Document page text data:
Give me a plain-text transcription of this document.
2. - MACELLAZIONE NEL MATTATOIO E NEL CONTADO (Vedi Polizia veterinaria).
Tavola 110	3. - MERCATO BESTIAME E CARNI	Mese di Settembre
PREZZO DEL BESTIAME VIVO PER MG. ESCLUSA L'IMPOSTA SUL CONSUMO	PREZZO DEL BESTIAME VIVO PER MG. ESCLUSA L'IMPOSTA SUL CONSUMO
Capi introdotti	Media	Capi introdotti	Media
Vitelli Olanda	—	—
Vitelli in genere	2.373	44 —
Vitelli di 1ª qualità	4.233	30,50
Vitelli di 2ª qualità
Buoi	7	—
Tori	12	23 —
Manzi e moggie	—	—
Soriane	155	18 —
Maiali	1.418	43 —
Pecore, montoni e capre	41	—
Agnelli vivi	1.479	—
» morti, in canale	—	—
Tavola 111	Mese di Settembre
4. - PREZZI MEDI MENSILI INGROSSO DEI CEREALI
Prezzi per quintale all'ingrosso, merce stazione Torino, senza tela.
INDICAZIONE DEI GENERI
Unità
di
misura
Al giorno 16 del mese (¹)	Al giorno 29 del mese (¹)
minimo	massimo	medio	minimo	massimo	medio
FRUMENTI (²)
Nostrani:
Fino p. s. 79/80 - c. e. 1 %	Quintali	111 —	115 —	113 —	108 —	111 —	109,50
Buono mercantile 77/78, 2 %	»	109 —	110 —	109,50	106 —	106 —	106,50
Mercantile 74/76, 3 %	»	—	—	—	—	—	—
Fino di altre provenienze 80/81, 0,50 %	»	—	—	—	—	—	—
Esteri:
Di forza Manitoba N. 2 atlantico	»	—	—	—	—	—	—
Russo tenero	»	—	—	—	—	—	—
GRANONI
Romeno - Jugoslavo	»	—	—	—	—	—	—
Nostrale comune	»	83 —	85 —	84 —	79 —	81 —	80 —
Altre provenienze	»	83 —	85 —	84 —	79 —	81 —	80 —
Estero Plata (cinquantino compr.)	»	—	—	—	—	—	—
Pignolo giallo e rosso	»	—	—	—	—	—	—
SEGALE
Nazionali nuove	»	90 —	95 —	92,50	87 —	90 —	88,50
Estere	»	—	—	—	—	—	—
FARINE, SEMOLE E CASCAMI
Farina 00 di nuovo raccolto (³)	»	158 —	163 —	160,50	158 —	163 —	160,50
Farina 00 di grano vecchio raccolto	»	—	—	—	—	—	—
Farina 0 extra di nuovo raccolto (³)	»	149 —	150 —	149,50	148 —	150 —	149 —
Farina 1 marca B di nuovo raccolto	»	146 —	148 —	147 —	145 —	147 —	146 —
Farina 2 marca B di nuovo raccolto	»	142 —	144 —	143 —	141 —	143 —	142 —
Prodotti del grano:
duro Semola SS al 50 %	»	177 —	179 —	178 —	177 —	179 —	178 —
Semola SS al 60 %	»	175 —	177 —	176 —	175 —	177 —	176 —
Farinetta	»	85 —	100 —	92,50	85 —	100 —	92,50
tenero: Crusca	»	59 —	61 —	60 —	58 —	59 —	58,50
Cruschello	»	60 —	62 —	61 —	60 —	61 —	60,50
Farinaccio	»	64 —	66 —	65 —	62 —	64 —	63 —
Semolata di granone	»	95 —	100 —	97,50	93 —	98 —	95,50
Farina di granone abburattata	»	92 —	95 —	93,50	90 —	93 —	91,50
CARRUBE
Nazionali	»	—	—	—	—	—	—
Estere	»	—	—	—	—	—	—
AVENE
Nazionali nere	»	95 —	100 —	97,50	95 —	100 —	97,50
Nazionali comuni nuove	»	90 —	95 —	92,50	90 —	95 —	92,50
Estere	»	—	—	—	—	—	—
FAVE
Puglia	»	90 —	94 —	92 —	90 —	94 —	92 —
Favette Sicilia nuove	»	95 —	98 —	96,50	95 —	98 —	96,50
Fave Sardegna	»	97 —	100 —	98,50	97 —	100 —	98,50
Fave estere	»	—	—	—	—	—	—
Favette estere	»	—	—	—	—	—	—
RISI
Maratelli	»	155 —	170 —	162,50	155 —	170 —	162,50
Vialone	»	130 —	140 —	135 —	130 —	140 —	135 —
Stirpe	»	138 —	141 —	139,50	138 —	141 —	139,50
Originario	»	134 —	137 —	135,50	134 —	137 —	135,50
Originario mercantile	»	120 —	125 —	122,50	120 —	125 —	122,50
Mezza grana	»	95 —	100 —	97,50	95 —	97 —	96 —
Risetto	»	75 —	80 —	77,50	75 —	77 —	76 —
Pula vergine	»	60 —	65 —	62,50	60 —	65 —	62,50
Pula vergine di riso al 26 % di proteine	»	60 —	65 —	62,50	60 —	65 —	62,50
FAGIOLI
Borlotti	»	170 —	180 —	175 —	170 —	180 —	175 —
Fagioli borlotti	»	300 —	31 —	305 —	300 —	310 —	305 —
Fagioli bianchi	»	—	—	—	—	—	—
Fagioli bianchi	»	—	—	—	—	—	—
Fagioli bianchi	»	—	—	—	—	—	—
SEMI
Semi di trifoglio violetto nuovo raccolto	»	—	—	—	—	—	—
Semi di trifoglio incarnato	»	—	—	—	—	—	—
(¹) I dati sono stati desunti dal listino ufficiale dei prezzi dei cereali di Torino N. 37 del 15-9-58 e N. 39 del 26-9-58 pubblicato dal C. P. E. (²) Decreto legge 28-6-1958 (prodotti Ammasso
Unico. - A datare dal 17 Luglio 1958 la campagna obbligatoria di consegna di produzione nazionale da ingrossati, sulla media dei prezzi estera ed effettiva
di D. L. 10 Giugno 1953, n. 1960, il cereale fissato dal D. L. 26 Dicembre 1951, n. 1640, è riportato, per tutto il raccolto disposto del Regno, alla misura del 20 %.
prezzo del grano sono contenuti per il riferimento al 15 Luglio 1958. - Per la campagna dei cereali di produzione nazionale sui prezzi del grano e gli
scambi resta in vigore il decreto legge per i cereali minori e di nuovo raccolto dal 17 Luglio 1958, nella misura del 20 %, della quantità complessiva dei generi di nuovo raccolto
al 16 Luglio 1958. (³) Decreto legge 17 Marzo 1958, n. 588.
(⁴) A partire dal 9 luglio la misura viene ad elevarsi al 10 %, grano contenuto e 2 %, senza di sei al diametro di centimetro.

◆ What you should do ◆
From the entries, copy every line in which the string "Originario" can be found.

◆ Task answer ◆
Originario	»	134 —	137 —	135,50	134 —	137 —	135,50
Originario mercantile	»	120 —	125 —	122,50	120 —	125 —	122,50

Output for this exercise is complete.